[Items from a dataset]
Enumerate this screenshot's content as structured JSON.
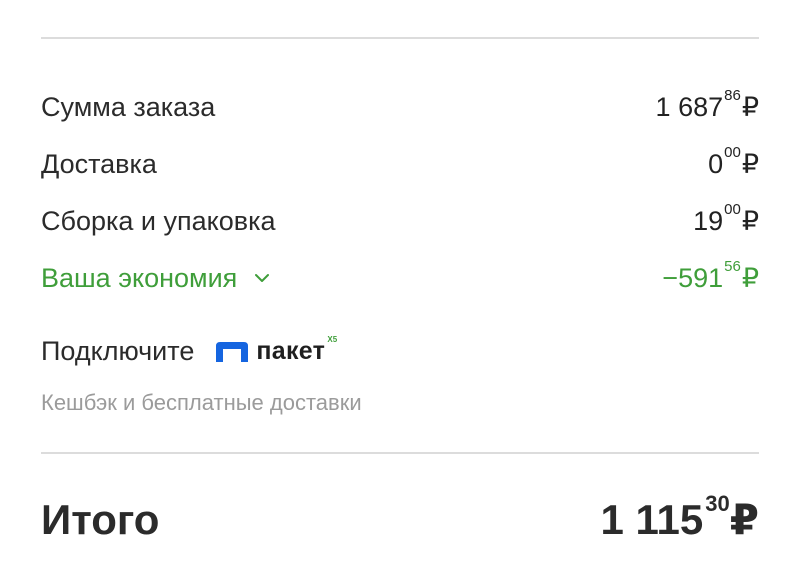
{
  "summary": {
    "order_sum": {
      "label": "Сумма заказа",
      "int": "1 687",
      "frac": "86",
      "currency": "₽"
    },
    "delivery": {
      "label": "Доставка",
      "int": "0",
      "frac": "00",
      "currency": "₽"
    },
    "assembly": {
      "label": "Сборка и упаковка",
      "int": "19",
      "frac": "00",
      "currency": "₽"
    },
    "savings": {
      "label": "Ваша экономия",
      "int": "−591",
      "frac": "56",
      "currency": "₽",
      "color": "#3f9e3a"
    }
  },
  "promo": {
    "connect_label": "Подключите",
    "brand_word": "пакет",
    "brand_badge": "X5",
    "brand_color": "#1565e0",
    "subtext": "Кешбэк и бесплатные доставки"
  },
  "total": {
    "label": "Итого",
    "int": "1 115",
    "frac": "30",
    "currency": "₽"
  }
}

==

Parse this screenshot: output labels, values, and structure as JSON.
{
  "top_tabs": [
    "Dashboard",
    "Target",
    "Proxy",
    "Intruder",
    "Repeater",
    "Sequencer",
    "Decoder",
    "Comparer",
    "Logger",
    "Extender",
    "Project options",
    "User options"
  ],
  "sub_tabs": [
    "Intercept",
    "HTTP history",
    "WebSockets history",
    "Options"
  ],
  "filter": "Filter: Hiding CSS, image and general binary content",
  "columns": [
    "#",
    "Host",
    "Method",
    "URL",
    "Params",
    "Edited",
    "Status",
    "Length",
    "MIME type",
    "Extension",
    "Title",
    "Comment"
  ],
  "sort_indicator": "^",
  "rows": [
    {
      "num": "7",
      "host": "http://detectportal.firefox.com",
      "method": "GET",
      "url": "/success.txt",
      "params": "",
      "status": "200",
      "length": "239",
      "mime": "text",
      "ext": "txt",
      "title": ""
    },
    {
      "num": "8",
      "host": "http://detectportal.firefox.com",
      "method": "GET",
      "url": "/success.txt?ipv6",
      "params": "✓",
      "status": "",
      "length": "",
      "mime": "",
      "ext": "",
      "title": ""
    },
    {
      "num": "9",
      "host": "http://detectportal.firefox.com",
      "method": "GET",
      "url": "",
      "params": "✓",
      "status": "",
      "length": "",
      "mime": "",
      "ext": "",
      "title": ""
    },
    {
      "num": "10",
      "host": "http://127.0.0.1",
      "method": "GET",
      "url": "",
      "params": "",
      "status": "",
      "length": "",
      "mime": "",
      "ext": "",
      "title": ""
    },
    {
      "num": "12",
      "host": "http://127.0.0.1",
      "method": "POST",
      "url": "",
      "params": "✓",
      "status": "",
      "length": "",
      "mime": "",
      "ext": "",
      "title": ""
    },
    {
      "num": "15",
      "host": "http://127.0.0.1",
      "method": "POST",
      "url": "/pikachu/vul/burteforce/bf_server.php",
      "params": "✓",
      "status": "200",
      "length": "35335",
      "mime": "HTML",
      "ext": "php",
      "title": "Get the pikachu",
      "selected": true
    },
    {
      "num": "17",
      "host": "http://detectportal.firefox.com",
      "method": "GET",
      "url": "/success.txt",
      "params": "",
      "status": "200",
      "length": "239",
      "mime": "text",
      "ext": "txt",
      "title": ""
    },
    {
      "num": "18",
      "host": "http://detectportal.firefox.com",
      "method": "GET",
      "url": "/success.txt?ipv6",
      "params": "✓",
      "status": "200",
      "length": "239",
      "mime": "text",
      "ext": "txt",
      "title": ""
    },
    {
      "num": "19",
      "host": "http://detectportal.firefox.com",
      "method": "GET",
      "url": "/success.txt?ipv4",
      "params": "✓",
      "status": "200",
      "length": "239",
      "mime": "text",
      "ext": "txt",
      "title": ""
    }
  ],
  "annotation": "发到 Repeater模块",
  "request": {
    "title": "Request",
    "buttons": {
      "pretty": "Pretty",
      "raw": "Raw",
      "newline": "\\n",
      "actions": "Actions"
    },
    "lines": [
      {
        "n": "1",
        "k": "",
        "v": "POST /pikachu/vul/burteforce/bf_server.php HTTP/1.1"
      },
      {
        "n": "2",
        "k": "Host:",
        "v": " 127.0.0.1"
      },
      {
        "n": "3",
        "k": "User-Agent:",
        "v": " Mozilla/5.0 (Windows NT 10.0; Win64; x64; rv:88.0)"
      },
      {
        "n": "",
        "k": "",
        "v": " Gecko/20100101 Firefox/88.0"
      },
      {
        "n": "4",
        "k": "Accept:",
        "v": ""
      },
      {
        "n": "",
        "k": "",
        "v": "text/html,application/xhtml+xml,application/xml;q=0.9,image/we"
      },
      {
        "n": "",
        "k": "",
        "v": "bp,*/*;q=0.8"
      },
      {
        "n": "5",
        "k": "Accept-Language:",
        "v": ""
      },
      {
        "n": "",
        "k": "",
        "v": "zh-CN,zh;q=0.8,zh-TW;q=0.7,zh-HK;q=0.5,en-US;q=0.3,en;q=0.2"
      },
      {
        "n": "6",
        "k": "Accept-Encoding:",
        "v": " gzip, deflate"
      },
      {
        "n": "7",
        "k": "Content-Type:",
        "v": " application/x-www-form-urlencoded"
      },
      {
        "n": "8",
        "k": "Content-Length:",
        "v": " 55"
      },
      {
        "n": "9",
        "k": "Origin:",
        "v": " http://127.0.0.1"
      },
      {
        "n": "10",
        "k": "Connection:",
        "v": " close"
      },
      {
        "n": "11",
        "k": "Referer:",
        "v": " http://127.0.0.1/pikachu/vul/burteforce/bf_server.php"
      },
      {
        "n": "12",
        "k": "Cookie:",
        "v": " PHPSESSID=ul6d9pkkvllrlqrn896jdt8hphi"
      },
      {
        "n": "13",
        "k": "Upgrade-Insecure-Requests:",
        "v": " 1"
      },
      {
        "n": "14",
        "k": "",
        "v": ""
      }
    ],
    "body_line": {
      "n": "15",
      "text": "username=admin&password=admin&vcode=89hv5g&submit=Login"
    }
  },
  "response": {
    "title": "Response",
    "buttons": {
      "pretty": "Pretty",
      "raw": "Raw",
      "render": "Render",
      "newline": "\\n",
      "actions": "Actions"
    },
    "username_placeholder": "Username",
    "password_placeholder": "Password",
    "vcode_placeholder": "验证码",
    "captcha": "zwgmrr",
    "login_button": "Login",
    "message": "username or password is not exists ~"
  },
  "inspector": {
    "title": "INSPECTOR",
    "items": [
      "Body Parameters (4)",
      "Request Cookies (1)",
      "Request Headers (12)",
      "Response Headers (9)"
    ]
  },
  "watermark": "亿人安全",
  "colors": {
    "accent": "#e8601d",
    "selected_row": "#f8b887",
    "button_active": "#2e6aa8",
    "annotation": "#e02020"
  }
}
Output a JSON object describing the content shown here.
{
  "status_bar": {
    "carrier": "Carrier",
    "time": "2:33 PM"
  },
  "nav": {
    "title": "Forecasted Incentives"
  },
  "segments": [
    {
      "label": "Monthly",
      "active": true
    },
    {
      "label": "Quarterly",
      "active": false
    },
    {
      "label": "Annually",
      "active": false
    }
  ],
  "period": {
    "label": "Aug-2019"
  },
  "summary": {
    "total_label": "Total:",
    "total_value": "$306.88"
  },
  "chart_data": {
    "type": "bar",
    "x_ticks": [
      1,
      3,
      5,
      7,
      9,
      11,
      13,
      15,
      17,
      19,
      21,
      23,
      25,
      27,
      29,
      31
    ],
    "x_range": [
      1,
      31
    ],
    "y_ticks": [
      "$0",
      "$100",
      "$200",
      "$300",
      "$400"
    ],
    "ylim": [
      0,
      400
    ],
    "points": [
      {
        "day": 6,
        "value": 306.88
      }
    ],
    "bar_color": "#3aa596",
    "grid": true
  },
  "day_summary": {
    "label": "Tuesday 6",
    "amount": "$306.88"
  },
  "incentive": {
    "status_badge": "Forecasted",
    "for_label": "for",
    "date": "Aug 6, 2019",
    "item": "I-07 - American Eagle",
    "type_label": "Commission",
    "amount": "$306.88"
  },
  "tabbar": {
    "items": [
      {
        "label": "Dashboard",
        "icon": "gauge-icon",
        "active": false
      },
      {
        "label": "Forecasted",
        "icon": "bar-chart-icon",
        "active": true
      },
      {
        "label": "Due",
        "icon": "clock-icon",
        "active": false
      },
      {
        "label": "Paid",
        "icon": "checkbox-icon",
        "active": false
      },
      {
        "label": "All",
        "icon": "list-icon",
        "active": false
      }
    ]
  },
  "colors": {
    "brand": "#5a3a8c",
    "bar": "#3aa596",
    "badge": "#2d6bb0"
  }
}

--

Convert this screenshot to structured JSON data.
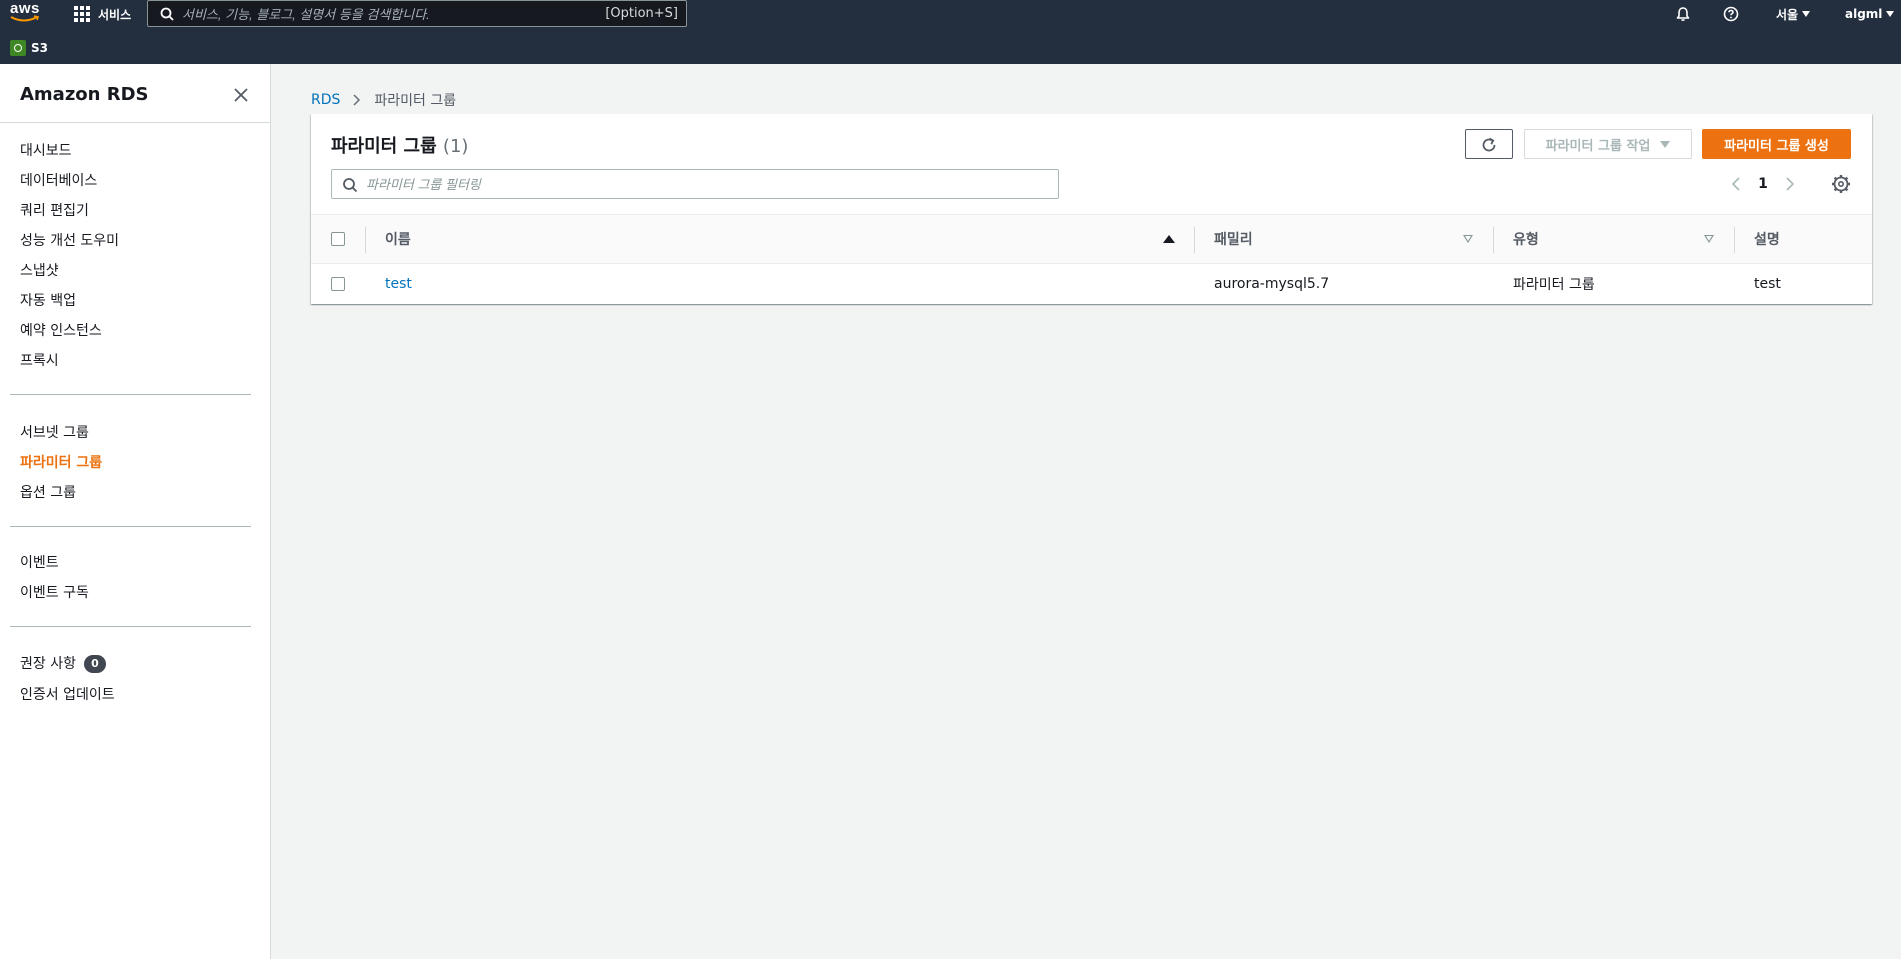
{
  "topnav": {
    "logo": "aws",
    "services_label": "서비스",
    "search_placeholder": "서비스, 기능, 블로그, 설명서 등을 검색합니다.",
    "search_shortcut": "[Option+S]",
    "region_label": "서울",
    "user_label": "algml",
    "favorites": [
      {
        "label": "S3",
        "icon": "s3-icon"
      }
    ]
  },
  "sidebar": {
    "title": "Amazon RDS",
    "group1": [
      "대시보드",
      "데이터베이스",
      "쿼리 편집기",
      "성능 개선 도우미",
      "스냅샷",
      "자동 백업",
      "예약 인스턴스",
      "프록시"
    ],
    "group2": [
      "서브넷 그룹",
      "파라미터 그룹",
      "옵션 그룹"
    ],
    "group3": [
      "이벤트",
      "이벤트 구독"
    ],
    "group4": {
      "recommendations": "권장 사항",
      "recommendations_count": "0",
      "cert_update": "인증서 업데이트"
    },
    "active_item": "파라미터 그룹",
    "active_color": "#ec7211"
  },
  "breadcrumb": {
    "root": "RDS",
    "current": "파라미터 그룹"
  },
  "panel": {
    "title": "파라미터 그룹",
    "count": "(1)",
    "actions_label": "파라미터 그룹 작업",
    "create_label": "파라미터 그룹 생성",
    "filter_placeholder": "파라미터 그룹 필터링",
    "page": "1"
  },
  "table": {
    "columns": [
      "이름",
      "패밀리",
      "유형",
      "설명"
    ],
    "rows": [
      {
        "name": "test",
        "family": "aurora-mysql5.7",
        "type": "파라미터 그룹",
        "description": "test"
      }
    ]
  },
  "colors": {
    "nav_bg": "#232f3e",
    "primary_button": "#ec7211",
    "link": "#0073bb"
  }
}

## Given exercise
Look through the entries above and report the number of lines that contain "image". Write only the number.

## Answer to the problem
2